Exactly how many lines have the word "JSON"? Answer with the bare number.

_ _ _ _ _ _ _

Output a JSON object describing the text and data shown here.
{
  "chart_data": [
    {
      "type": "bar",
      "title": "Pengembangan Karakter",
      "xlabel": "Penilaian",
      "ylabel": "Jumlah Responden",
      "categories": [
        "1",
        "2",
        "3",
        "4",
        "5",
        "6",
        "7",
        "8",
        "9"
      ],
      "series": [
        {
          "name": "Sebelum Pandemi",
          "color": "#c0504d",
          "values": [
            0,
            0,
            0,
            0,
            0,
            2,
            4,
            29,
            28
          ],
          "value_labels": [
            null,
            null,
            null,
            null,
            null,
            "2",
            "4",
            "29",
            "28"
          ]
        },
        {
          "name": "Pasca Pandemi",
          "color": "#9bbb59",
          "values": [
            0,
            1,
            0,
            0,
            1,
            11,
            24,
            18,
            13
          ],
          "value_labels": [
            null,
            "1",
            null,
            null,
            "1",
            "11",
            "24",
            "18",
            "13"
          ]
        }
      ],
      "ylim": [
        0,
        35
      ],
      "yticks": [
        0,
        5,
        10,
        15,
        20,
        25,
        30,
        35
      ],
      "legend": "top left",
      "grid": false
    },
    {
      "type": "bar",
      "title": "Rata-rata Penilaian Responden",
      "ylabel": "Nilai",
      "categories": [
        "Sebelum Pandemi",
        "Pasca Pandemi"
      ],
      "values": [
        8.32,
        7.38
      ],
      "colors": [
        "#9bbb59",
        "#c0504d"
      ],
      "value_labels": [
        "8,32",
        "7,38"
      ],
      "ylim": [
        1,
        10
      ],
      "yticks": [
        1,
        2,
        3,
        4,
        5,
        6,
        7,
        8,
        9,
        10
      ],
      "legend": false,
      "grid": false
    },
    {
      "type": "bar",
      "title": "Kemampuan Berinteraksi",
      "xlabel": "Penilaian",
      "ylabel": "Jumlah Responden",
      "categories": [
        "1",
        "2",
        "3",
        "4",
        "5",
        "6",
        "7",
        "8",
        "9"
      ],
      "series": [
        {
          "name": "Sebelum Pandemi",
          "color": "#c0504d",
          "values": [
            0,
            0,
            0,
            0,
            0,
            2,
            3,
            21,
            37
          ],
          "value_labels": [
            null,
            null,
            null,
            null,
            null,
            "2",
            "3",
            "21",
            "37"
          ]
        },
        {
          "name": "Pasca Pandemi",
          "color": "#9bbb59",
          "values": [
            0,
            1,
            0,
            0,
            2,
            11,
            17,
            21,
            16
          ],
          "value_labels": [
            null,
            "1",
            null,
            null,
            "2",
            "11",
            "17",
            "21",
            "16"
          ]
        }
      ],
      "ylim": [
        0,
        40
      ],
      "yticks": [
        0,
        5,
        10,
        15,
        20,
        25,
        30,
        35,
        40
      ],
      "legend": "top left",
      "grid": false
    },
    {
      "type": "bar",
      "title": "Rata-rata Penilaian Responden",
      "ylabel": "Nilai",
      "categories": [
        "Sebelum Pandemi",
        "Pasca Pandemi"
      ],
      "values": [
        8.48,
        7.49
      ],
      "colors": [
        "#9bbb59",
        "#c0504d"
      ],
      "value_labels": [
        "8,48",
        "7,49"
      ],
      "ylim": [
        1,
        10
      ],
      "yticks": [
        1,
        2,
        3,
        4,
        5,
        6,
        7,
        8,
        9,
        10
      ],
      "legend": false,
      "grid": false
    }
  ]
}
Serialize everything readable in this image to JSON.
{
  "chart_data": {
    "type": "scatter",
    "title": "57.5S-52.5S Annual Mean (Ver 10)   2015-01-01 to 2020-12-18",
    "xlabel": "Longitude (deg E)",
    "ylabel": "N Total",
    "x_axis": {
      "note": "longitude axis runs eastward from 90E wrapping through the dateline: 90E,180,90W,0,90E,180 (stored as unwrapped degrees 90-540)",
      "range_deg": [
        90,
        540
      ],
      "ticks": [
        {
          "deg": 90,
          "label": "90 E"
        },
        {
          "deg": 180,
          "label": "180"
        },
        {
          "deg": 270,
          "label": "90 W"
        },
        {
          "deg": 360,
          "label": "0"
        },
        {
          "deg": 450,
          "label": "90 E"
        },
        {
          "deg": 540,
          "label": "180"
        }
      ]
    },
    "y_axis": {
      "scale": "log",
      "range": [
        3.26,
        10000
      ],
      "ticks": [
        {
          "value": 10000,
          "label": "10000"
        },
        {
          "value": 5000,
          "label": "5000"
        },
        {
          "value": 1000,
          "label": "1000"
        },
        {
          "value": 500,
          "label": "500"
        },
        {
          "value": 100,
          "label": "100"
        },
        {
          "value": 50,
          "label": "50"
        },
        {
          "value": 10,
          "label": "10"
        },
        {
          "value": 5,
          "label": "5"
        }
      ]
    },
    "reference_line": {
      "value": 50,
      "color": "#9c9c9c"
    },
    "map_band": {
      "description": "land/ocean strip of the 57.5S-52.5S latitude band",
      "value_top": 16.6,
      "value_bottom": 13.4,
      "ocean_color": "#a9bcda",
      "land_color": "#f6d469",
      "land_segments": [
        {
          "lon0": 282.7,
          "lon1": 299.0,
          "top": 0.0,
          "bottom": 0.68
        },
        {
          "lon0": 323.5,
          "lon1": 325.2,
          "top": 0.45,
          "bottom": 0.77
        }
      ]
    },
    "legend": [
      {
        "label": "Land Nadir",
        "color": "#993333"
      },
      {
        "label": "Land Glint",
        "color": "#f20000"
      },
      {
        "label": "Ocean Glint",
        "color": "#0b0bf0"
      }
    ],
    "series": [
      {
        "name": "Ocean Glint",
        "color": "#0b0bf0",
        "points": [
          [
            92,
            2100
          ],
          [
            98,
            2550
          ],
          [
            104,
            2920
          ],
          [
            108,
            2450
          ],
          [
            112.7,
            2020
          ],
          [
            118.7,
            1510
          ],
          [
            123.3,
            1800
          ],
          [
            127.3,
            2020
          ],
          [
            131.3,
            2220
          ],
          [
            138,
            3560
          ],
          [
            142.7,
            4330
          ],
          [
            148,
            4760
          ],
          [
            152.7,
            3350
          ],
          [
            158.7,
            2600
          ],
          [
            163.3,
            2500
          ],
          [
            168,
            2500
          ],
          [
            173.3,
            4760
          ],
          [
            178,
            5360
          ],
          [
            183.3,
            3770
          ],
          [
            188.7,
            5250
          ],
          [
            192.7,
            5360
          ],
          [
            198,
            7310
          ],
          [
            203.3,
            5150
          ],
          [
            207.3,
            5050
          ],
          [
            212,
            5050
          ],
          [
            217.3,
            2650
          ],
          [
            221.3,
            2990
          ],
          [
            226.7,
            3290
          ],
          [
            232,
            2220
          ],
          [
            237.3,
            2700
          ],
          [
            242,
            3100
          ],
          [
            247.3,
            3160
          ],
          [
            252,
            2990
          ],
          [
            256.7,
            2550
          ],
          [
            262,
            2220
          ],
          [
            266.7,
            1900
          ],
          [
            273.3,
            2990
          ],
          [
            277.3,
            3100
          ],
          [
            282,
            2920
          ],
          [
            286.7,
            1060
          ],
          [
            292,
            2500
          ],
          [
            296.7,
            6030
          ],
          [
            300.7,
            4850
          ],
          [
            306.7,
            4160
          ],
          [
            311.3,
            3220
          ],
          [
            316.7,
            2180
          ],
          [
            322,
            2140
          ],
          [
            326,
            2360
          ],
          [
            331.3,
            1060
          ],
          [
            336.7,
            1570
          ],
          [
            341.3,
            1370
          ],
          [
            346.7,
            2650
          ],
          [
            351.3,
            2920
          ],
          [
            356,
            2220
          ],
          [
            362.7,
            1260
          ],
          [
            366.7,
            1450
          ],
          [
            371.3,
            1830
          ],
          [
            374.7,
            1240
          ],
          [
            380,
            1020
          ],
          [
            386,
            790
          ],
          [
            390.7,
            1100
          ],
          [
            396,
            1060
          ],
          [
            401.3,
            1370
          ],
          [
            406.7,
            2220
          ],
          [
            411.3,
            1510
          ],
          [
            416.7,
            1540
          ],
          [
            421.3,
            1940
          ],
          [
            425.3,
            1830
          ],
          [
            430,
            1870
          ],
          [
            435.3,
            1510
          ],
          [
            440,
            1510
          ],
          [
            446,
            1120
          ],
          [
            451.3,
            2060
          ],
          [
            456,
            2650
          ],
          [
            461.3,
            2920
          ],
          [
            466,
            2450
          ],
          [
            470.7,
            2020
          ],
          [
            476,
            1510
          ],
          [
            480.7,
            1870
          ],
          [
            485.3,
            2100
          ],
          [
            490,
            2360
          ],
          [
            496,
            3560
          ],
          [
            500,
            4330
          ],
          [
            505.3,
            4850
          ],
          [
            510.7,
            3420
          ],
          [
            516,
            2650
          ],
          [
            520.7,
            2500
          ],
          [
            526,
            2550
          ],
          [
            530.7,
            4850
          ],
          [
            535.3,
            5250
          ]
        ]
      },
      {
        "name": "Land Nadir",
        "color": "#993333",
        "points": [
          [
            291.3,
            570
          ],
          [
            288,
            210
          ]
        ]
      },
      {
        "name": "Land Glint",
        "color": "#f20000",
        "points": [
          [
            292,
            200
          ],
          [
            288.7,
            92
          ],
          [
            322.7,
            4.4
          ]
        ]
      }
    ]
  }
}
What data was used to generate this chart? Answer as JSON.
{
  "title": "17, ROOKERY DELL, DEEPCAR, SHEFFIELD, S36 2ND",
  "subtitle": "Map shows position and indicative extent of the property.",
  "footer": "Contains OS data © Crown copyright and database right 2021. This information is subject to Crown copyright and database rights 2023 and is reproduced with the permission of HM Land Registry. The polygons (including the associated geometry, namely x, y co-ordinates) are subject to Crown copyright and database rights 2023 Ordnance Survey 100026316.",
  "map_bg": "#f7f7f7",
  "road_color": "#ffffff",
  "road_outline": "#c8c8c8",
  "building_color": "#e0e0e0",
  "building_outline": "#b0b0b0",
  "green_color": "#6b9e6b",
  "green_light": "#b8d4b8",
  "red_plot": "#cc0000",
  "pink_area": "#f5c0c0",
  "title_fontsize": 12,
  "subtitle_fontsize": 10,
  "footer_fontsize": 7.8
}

_ _ _ _ _ _ _

▸ **OUTPUT OF THE EXERCISE**
3